**Data for the task**
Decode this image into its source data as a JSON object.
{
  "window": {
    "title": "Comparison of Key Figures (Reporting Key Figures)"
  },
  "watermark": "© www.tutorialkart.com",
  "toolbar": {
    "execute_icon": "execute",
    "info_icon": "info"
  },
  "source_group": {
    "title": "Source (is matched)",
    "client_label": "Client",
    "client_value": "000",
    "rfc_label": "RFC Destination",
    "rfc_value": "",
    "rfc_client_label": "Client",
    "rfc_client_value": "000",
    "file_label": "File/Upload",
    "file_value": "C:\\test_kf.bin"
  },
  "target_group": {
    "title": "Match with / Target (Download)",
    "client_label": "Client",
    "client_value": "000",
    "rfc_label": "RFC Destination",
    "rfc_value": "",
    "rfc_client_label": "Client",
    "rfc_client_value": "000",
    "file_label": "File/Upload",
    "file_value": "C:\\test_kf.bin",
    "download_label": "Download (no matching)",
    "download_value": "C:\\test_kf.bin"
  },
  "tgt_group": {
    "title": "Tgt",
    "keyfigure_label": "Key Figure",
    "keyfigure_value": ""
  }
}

**Direction**
Print out every entry, keeping each one exact.

**Expected answer**
Decode this image into its source data as a JSON object.
{
  "window": {
    "title": "Comparison of Key Figures (Reporting Key Figures)"
  },
  "watermark": "© www.tutorialkart.com",
  "toolbar": {
    "execute_icon": "execute",
    "info_icon": "info"
  },
  "source_group": {
    "title": "Source (is matched)",
    "client_label": "Client",
    "client_value": "000",
    "rfc_label": "RFC Destination",
    "rfc_value": "",
    "rfc_client_label": "Client",
    "rfc_client_value": "000",
    "file_label": "File/Upload",
    "file_value": "C:\\test_kf.bin"
  },
  "target_group": {
    "title": "Match with / Target (Download)",
    "client_label": "Client",
    "client_value": "000",
    "rfc_label": "RFC Destination",
    "rfc_value": "",
    "rfc_client_label": "Client",
    "rfc_client_value": "000",
    "file_label": "File/Upload",
    "file_value": "C:\\test_kf.bin",
    "download_label": "Download (no matching)",
    "download_value": "C:\\test_kf.bin"
  },
  "tgt_group": {
    "title": "Tgt",
    "keyfigure_label": "Key Figure",
    "keyfigure_value": ""
  }
}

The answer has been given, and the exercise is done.